■ Task instructions
Pick out each line containing the string "name" and copy it.
━━━━━ Provided data ━━━━━
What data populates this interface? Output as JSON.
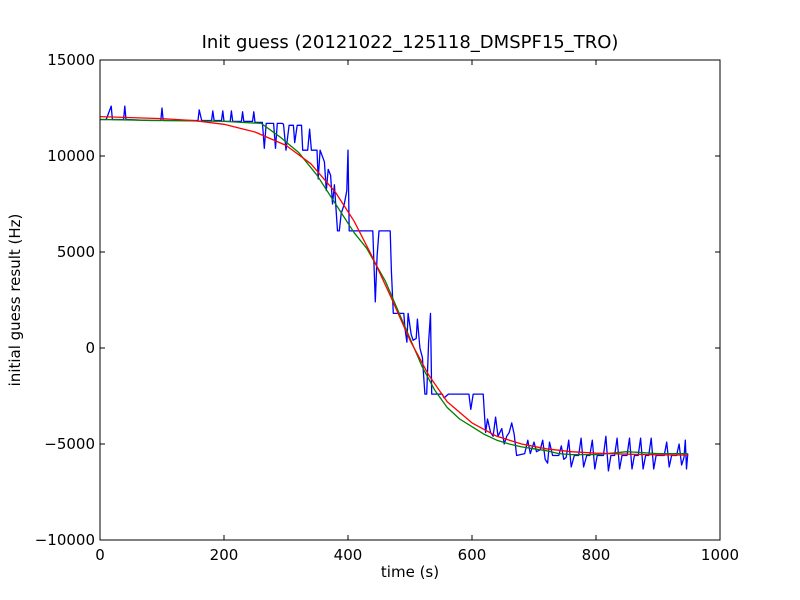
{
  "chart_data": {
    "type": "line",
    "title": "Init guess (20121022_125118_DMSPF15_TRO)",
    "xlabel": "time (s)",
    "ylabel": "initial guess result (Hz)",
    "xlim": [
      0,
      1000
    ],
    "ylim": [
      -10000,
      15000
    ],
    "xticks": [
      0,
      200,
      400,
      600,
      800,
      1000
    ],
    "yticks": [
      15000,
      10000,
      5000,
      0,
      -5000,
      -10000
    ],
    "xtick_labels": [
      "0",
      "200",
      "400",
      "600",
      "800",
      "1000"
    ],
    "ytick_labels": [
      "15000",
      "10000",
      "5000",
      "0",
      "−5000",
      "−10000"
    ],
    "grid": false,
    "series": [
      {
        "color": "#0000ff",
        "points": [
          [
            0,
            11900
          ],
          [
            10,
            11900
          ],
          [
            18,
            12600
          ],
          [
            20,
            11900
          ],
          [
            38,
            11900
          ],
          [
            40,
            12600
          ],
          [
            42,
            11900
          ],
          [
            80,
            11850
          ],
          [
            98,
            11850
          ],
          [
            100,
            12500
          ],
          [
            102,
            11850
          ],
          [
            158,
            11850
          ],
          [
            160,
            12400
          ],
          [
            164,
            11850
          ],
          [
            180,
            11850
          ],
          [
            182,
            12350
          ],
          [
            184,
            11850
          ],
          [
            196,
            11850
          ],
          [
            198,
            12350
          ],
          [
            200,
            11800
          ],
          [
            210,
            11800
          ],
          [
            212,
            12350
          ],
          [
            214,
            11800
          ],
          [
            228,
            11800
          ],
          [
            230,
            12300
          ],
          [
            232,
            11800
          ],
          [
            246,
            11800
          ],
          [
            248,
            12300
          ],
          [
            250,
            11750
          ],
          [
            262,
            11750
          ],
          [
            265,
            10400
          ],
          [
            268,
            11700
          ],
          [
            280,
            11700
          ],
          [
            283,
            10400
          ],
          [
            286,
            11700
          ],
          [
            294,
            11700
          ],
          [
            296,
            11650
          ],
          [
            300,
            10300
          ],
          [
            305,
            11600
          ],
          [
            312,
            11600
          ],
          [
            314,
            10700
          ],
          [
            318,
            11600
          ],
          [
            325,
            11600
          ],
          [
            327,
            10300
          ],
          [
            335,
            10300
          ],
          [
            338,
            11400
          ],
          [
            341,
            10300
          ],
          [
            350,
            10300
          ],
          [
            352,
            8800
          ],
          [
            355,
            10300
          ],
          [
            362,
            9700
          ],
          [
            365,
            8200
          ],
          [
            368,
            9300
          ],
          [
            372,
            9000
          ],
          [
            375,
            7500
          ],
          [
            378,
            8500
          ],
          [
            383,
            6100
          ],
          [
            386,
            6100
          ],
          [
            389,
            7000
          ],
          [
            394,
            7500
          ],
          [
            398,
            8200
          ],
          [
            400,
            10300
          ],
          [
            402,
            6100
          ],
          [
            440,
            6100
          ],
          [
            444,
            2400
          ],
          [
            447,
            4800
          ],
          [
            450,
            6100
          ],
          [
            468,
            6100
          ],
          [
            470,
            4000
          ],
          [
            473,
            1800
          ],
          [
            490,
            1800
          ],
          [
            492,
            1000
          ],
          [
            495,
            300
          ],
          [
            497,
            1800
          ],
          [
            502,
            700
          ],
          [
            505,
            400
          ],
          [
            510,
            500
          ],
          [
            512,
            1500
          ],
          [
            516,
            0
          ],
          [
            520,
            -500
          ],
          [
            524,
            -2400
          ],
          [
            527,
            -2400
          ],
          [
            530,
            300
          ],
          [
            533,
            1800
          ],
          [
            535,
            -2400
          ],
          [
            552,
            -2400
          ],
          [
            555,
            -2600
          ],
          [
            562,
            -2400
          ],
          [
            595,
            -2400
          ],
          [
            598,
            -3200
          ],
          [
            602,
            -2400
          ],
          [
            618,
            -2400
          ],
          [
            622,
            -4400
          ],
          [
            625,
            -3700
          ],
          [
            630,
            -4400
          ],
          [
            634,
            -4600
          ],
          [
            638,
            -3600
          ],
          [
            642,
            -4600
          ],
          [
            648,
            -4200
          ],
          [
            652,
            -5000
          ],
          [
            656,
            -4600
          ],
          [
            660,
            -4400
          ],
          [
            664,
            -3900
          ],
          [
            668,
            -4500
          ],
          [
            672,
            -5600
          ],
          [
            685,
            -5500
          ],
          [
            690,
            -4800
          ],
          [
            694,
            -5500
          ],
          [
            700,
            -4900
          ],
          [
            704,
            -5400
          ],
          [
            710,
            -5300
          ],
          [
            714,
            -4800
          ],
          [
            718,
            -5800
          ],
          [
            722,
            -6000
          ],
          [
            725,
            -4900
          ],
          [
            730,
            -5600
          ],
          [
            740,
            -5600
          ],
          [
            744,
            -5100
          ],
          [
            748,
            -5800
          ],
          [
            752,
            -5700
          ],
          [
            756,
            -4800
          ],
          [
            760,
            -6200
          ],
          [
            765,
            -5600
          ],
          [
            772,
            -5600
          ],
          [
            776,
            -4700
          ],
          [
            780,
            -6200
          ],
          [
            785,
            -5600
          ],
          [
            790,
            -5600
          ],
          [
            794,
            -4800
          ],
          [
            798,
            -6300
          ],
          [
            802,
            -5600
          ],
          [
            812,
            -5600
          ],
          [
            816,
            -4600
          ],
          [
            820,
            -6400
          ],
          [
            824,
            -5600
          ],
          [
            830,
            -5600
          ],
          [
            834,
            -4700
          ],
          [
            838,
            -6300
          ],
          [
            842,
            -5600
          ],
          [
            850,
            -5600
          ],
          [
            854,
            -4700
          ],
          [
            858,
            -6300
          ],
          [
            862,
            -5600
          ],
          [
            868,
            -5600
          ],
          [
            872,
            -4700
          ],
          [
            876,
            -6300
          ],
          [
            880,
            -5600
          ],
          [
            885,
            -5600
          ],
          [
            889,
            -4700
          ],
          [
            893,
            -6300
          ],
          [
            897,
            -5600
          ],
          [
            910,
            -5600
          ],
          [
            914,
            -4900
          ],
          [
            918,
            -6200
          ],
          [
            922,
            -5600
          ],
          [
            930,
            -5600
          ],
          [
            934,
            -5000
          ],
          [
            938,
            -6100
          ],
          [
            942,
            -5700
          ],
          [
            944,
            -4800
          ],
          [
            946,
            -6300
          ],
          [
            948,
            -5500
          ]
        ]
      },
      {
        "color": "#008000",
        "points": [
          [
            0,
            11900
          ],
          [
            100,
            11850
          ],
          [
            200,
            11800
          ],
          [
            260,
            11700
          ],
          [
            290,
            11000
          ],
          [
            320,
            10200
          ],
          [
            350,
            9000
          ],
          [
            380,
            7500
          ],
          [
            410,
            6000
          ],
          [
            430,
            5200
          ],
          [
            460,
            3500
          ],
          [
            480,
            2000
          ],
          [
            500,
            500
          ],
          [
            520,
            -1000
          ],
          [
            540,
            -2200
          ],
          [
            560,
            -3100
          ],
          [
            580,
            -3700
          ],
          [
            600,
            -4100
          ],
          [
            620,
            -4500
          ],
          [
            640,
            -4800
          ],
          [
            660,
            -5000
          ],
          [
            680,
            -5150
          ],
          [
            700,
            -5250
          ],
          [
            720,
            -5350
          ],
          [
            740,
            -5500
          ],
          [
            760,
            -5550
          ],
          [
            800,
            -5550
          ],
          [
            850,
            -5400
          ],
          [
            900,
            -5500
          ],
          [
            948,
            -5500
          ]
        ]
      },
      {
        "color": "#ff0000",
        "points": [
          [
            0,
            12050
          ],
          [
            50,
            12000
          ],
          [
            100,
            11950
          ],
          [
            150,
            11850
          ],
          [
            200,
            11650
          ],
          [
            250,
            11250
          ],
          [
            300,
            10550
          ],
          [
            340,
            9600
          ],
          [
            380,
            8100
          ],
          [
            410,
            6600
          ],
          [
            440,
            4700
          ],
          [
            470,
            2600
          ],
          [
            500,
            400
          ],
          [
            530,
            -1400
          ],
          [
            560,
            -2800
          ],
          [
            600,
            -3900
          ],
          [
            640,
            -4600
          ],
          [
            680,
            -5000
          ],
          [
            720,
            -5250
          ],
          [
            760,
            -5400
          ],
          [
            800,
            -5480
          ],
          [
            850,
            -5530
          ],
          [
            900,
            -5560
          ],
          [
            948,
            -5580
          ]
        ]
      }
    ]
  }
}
━━━━━
━━━━━ Provided data ━━━━━
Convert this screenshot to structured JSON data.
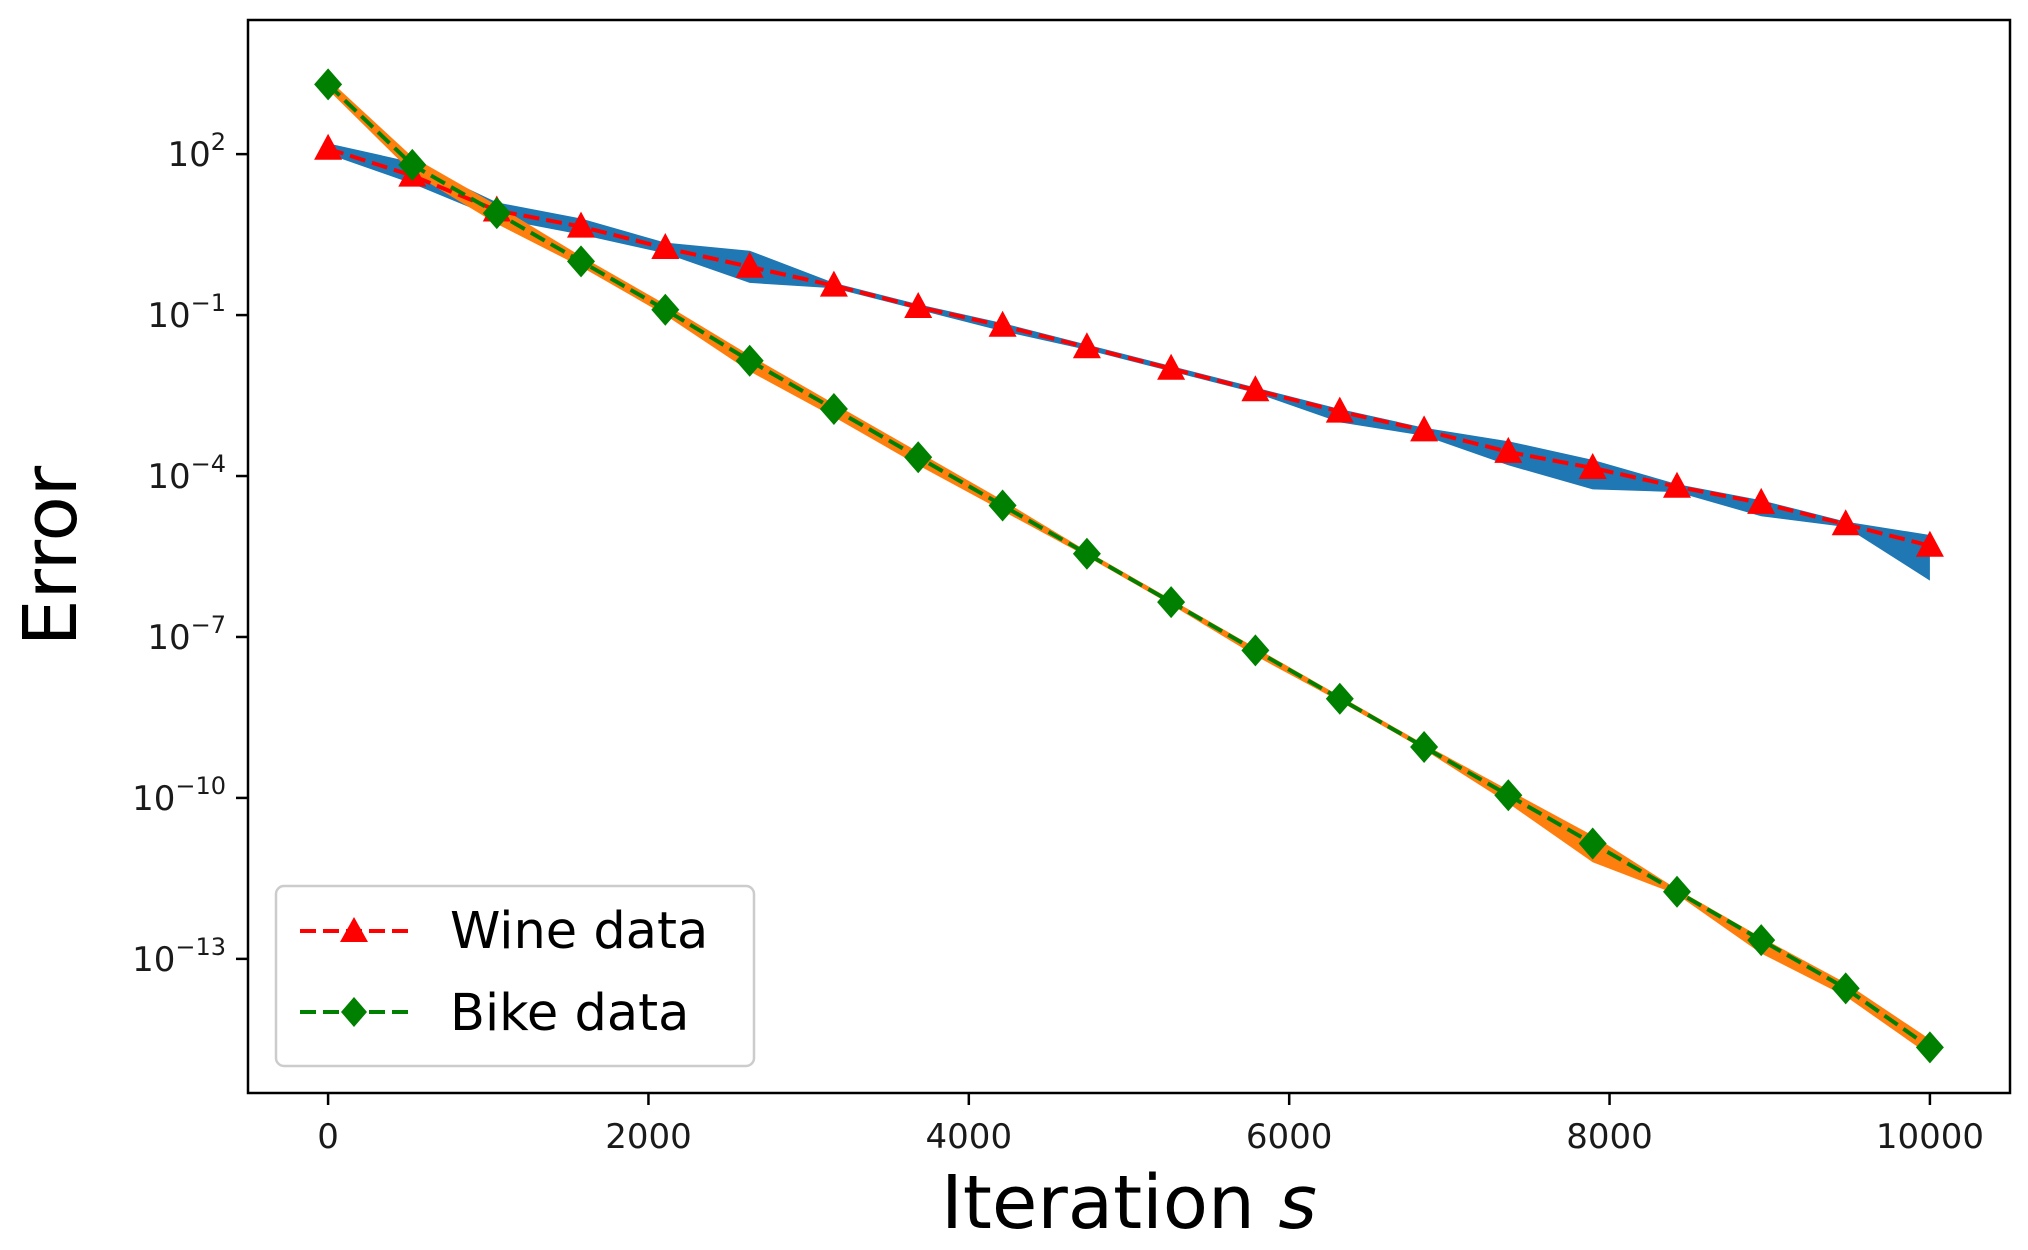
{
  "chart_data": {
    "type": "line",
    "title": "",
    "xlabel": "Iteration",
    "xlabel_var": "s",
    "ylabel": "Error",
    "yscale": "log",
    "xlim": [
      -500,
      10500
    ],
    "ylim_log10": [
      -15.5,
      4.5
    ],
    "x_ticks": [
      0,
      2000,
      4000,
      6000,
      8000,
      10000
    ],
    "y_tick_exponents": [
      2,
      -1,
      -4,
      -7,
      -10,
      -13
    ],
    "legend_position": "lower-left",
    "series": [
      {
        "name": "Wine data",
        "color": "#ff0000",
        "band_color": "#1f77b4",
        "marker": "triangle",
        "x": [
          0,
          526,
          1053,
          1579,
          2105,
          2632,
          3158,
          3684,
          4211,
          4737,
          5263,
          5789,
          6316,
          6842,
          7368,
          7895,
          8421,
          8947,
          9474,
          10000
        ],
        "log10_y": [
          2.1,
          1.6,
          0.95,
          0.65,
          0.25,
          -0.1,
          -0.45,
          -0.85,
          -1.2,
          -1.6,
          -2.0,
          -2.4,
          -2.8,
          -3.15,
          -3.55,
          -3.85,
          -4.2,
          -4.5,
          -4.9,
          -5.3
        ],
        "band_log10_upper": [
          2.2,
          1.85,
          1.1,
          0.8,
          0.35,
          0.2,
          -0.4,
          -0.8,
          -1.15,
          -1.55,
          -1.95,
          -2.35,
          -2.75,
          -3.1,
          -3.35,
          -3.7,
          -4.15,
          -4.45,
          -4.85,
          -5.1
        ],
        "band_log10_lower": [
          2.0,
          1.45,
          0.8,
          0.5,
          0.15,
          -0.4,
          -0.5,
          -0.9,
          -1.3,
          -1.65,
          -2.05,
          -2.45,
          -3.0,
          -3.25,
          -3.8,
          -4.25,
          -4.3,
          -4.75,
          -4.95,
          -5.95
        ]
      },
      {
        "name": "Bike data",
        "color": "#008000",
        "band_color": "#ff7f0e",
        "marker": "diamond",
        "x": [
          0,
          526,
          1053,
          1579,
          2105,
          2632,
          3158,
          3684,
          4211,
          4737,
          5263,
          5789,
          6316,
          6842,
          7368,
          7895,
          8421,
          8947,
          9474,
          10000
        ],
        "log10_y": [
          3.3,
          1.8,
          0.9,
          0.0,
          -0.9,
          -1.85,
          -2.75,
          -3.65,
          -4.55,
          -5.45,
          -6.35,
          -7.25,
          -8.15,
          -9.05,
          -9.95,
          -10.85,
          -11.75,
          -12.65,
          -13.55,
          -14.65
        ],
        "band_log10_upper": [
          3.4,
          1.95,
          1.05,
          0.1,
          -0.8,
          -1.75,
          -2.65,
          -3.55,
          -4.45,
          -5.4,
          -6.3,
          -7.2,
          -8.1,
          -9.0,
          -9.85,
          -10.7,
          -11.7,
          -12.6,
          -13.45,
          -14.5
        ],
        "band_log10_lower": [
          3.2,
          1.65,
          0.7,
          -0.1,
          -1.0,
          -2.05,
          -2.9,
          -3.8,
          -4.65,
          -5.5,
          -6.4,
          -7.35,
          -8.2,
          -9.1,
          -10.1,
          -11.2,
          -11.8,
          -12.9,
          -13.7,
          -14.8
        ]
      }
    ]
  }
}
━━━━━
━━━━━ Provided data ━━━━━
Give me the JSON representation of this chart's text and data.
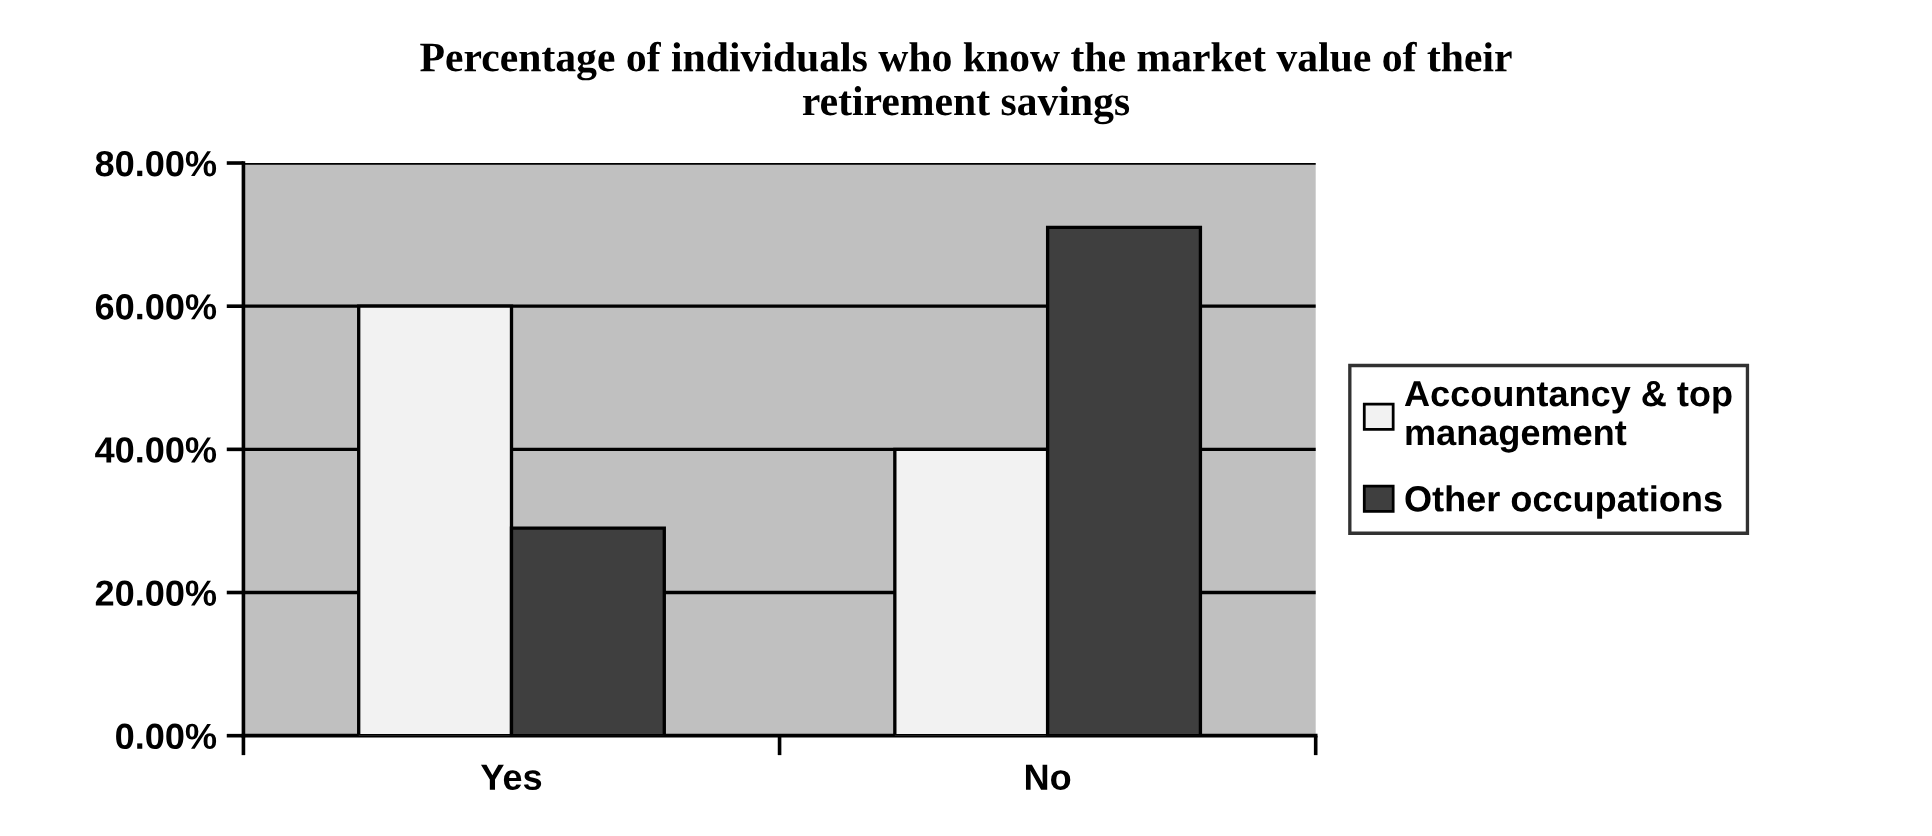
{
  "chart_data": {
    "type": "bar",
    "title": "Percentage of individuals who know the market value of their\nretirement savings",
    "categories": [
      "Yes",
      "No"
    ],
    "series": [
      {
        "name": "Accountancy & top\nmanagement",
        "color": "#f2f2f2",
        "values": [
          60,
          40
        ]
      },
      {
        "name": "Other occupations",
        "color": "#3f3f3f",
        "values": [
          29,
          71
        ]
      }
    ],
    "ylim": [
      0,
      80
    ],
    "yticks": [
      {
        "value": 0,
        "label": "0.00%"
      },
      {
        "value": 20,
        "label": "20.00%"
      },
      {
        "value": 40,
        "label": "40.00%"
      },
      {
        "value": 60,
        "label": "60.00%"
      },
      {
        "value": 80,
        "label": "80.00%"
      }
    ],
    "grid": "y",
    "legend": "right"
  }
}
━━━━━
■ Result for this exercise
        "name": "Wine data",
        "name": "Bike data",
        "name": "Accountancy & top\nmanagement",
        "name": "Other occupations",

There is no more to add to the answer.